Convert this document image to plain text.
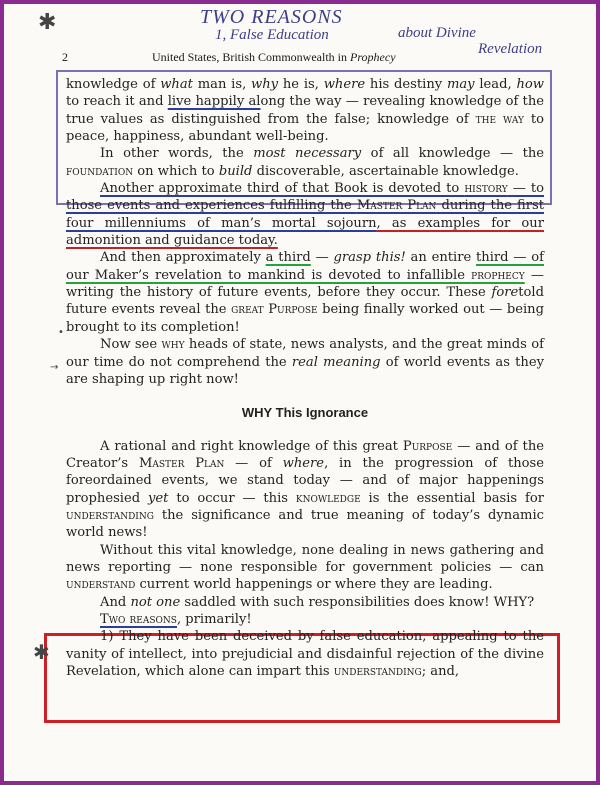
✱	TWO REASONS
1, False Education	about Divine
Revelation
2	United States, British Commonwealth in Prophecy
✱
•
→

knowledge of what man is, why he is, where his destiny may lead, how to reach it and live happily along the way — revealing knowledge of the true values as distinguished from the false; knowledge of the way to peace, happiness, abundant well-being.

In other words, the most necessary of all knowledge — the foundation on which to build discoverable, ascertainable knowledge.

Another approximate third of that Book is devoted to history — to those events and experiences fulfilling the Master Plan during the first four millenniums of man’s mortal sojourn, as examples for our admonition and guidance today.

And then approximately a third — grasp this! an entire third — of our Maker’s revelation to mankind is devoted to infallible prophecy — writing the history of future events, before they occur. These foretold future events reveal the great Purpose being finally worked out — being brought to its completion!

Now see why heads of state, news analysts, and the great minds of our time do not comprehend the real meaning of world events as they are shaping up right now!

WHY This Ignorance

A rational and right knowledge of this great Purpose — and of the Creator’s Master Plan — of where, in the progression of those foreordained events, we stand today — and of major happenings prophesied yet to occur — this knowledge is the essential basis for understanding the significance and true meaning of today’s dynamic world news!

Without this vital knowledge, none dealing in news gathering and news reporting — none responsible for government policies — can understand current world happenings or where they are leading.

And not one saddled with such responsibilities does know! WHY?

Two reasons, primarily!

1) They have been deceived by false education, appealing to the vanity of intellect, into prejudicial and disdainful rejection of the divine Revelation, which alone can impart this understanding; and,
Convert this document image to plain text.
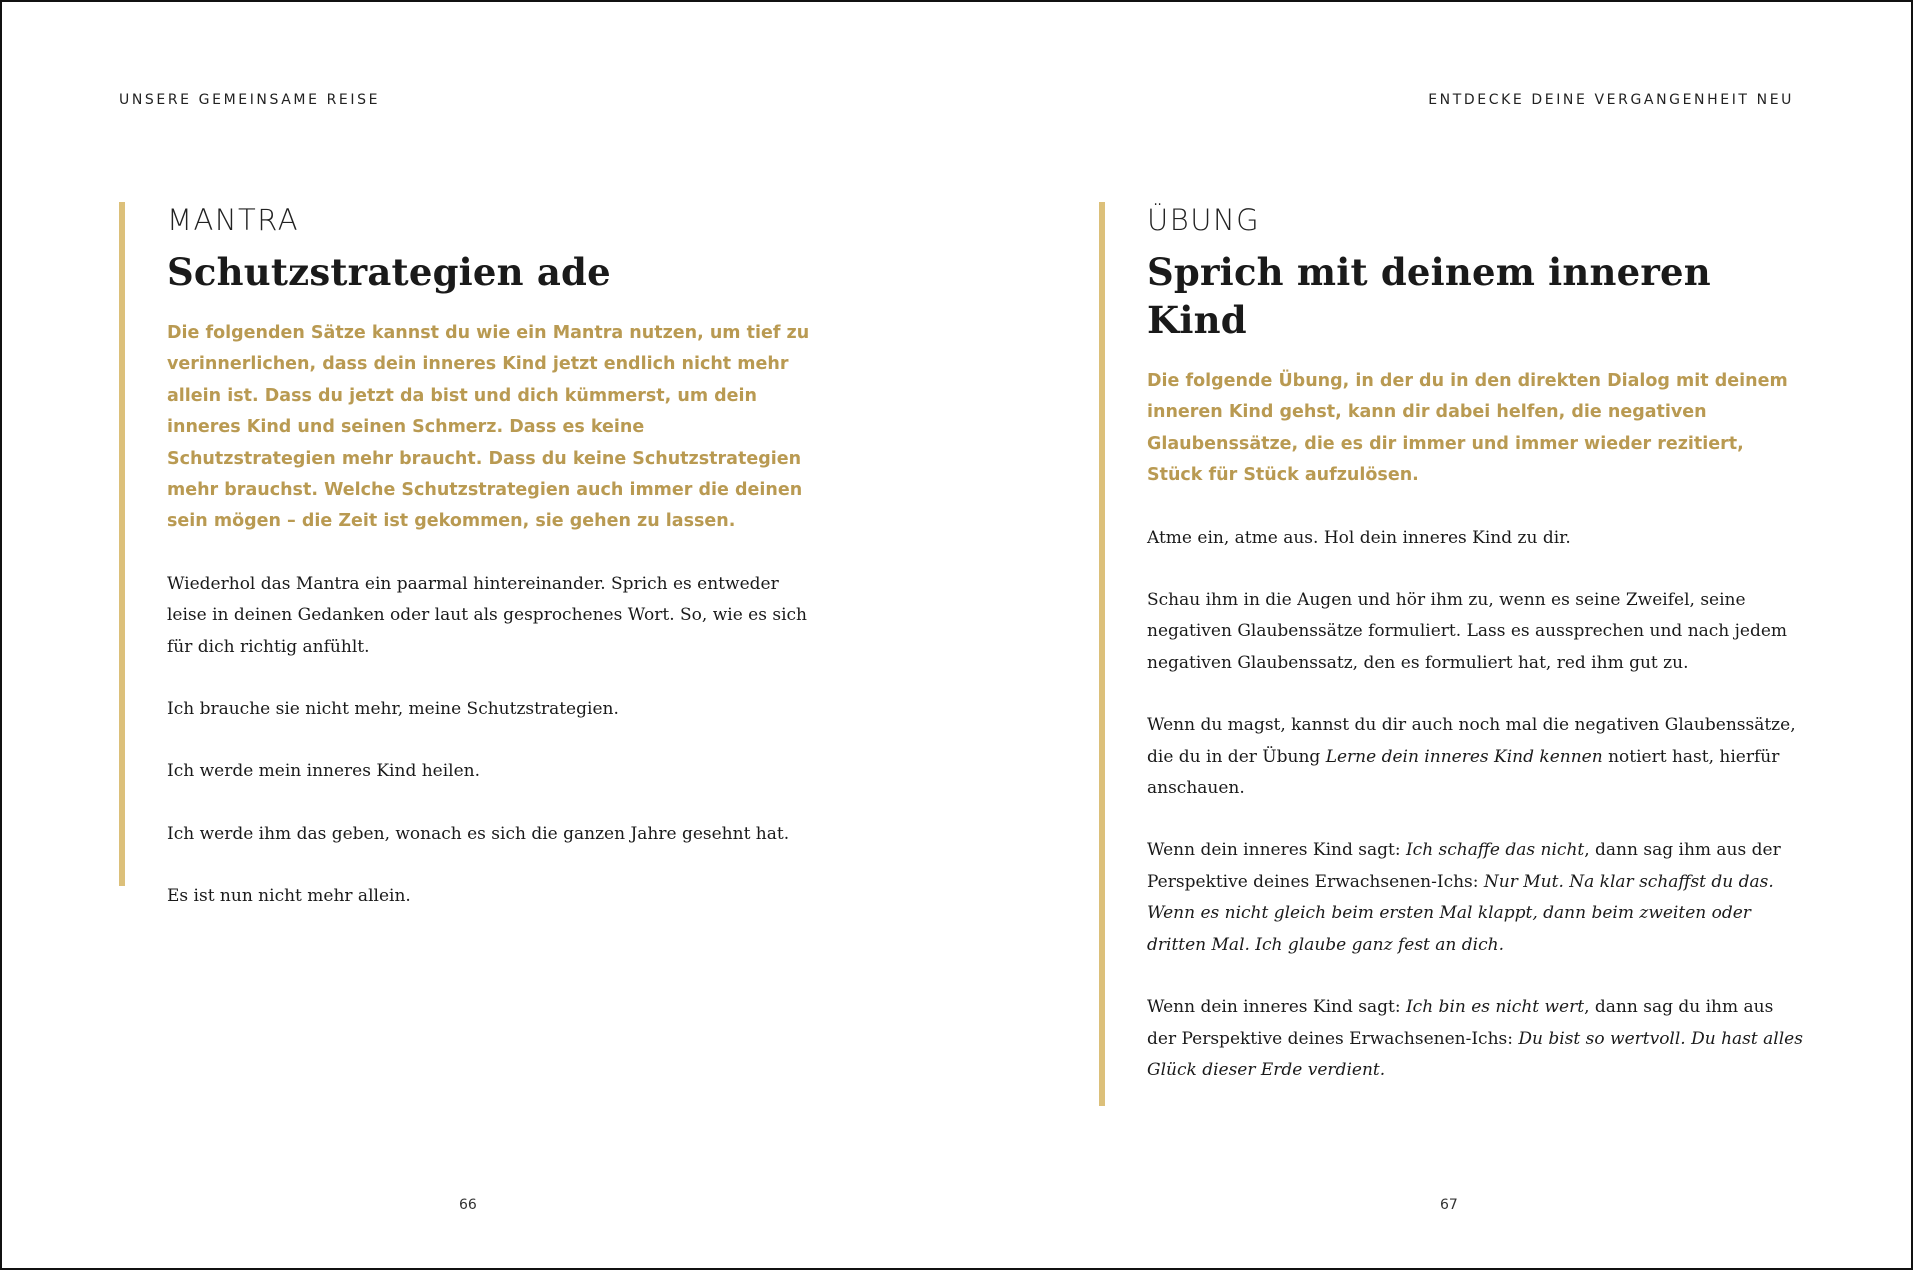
UNSERE GEMEINSAME REISE	ENTDECKE DEINE VERGANGENHEIT NEU
MANTRA
Schutzstrategien ade
Die folgenden Sätze kannst du wie ein Mantra nutzen, um tief zu verinnerlichen, dass dein inneres Kind jetzt endlich nicht mehr allein ist. Dass du jetzt da bist und dich kümmerst, um dein inneres Kind und seinen Schmerz. Dass es keine Schutzstrategien mehr braucht. Dass du keine Schutzstrategien mehr brauchst. Welche Schutzstrategien auch immer die deinen sein mögen – die Zeit ist gekommen, sie gehen zu lassen.
Wiederhol das Mantra ein paarmal hintereinander. Sprich es entweder leise in deinen Gedanken oder laut als gesprochenes Wort. So, wie es sich für dich richtig anfühlt.
Ich brauche sie nicht mehr, meine Schutzstrategien.
Ich werde mein inneres Kind heilen.
Ich werde ihm das geben, wonach es sich die ganzen Jahre gesehnt hat.
Es ist nun nicht mehr allein.
ÜBUNG
Sprich mit deinem inneren Kind
Die folgende Übung, in der du in den direkten Dialog mit deinem inneren Kind gehst, kann dir dabei helfen, die negativen Glaubenssätze, die es dir immer und immer wieder rezitiert, Stück für Stück aufzulösen.
Atme ein, atme aus. Hol dein inneres Kind zu dir.
Schau ihm in die Augen und hör ihm zu, wenn es seine Zweifel, seine negativen Glaubenssätze formuliert. Lass es aussprechen und nach jedem negativen Glaubenssatz, den es formuliert hat, red ihm gut zu.
Wenn du magst, kannst du dir auch noch mal die negativen Glaubenssätze, die du in der Übung Lerne dein inneres Kind kennen notiert hast, hierfür anschauen.
Wenn dein inneres Kind sagt: Ich schaffe das nicht, dann sag ihm aus der Perspektive deines Erwachsenen-Ichs: Nur Mut. Na klar schaffst du das. Wenn es nicht gleich beim ersten Mal klappt, dann beim zweiten oder dritten Mal. Ich glaube ganz fest an dich.
Wenn dein inneres Kind sagt: Ich bin es nicht wert, dann sag du ihm aus der Perspektive deines Erwachsenen-Ichs: Du bist so wertvoll. Du hast alles Glück dieser Erde verdient.
66	67
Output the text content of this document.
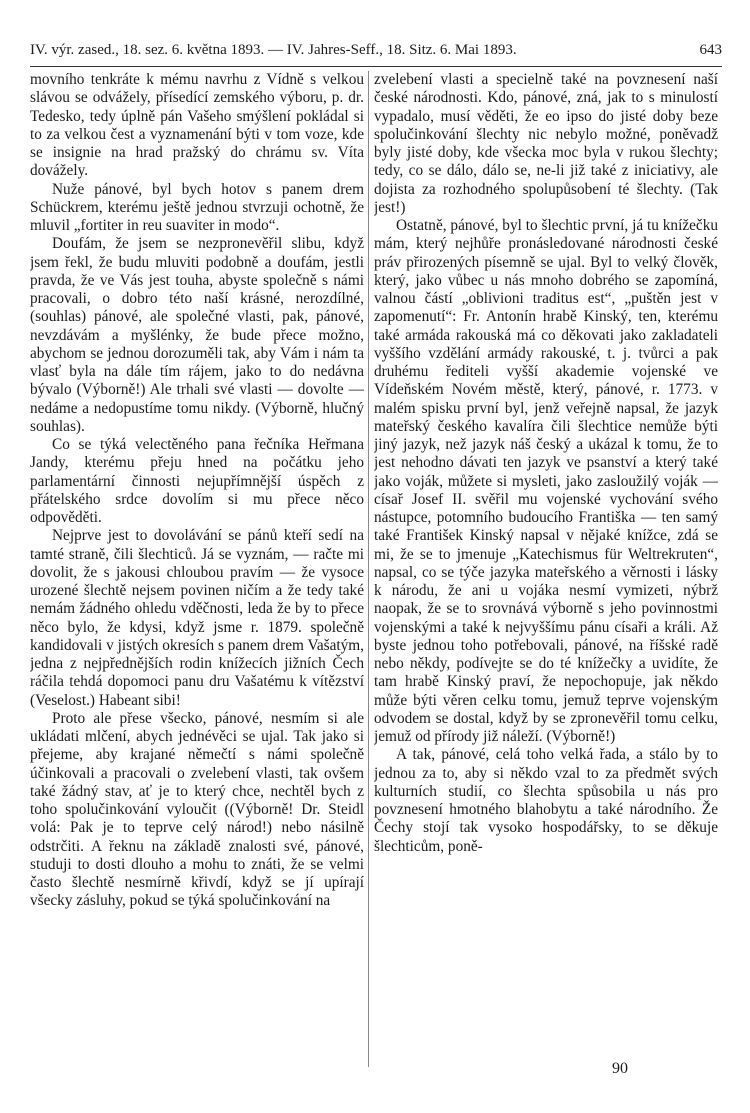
IV. výr. zased., 18. sez. 6. května 1893. — IV. Jahres-Seff., 18. Sitz. 6. Mai 1893.	643

movního tenkráte k mému navrhu z Vídně s velkou slávou se odvážely, přísedící zemského výboru, p. dr. Tedesko, tedy úplně pán Vašeho smýšlení pokládal si to za velkou čest a vyznamenání býti v tom voze, kde se insignie na hrad pražský do chrámu sv. Víta dovážely.

Nuže pánové, byl bych hotov s panem drem Schückrem, kterému ještě jednou stvrzuji ochotně, že mluvil „fortiter in reu suaviter in modo“.

Doufám, že jsem se nezpronevěřil slibu, když jsem řekl, že budu mluviti podobně a doufám, jestli pravda, že ve Vás jest touha, abyste společně s námi pracovali, o dobro této naší krásné, nerozdílné, (souhlas) pánové, ale společné vlasti, pak, pánové, nevzdávám a myšlénky, že bude přece možno, abychom se jednou dorozuměli tak, aby Vám i nám ta vlasť byla na dále tím rájem, jako to do nedávna bývalo (Výborně!) Ale trhali své vlasti — dovolte — nedáme a nedopustíme tomu nikdy. (Výborně, hlučný souhlas).

Co se týká velectěného pana řečníka Heřmana Jandy, kterému přeju hned na počátku jeho parlamentární činnosti nejupřímnější úspěch z přátelského srdce dovolím si mu přece něco odpověděti.

Nejprve jest to dovolávání se pánů kteří sedí na tamté straně, čili šlechticů. Já se vyznám, — račte mi dovolit, že s jakousi chloubou pravím — že vysoce urozené šlechtě nejsem povinen ničím a že tedy také nemám žádného ohledu vděčnosti, leda že by to přece něco bylo, že kdysi, když jsme r. 1879. společně kandidovali v jistých okresích s panem drem Vašatým, jedna z nejpřednějších rodin knížecích jižních Čech ráčila tehdá dopomoci panu dru Vašatému k vítězství (Veselost.) Habeant sibi!

Proto ale přese všecko, pánové, nesmím si ale ukládati mlčení, abych jednévěci se ujal. Tak jako si přejeme, aby krajané němečtí s námi společně účinkovali a pracovali o zvelebení vlasti, tak ovšem také žádný stav, ať je to který chce, nechtěl bych z toho spolučinkování vyloučit ((Výborně! Dr. Steidl volá: Pak je to teprve celý národ!) nebo násilně odstrčiti. A řeknu na základě znalosti své, pánové, studuji to dosti dlouho a mohu to znáti, že se velmi často šlechtě nesmírně křivdí, když se jí upírají všecky zásluhy, pokud se týká spolučinkování na

zvelebení vlasti a specielně také na povznesení naší české národnosti. Kdo, pánové, zná, jak to s minulostí vypadalo, musí věděti, že eo ipso do jisté doby beze spolučinkování šlechty nic nebylo možné, poněvadž byly jisté doby, kde všecka moc byla v rukou šlechty; tedy, co se dálo, dálo se, ne-li již také z iniciativy, ale dojista za rozhodného spolupůsobení té šlechty. (Tak jest!)

Ostatně, pánové, byl to šlechtic první, já tu knížečku mám, který nejhůře pronásledované národnosti české práv přirozených písemně se ujal. Byl to velký člověk, který, jako vůbec u nás mnoho dobrého se zapomíná, valnou částí „oblivioni traditus est“, „puštěn jest v zapomenutí“: Fr. Antonín hrabě Kinský, ten, kterému také armáda rakouská má co děkovati jako zakladateli vyššího vzdělání armády rakouské, t. j. tvůrci a pak druhému řediteli vyšší akademie vojenské ve Vídeňském Novém městě, který, pánové, r. 1773. v malém spisku první byl, jenž veřejně napsal, že jazyk mateřský českého kavalíra čili šlechtice nemůže býti jiný jazyk, než jazyk náš český a ukázal k tomu, že to jest nehodno dávati ten jazyk ve psanství a který také jako voják, můžete si mysleti, jako zasloužilý voják — císař Josef II. svěřil mu vojenské vychování svého nástupce, potomního budoucího Františka — ten samý také František Kinský napsal v nějaké knížce, zdá se mi, že se to jmenuje „Katechismus für Weltrekruten“, napsal, co se týče jazyka mateřského a věrnosti i lásky k národu, že ani u vojáka nesmí vymizeti, nýbrž naopak, že se to srovnává výborně s jeho povinnostmi vojenskými a také k nejvyššímu pánu císaři a králi. Až byste jednou toho potřebovali, pánové, na říšské radě nebo někdy, podívejte se do té knížečky a uvidíte, že tam hrabě Kinský praví, že nepochopuje, jak někdo může býti věren celku tomu, jemuž teprve vojenským odvodem se dostal, když by se zpronevěřil tomu celku, jemuž od přírody již náleží. (Výborně!)

A tak, pánové, celá toho velká řada, a stálo by to jednou za to, aby si někdo vzal to za předmět svých kulturních studií, co šlechta spůsobila u nás pro povznesení hmotného blahobytu a také národního. Že Čechy stojí tak vysoko hospodářsky, to se děkuje šlechticům, poně-

90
========================
### WHAT IS ASKED:
Your task is to list each line of the records with the word "allein".

### TASK OUTPUT:
Die folgenden Sätze kannst du wie ein Mantra nutzen, um tief zu verinnerlichen, dass dein inneres Kind jetzt endlich nicht mehr allein ist. Dass du jetzt da bist und dich kümmerst, um dein inneres Kind und seinen Schmerz. Dass es keine Schutzstrategien mehr braucht. Dass du keine Schutzstrategien mehr brauchst. Welche Schutzstrategien auch immer die deinen sein mögen – die Zeit ist gekommen, sie gehen zu lassen.
Es ist nun nicht mehr allein.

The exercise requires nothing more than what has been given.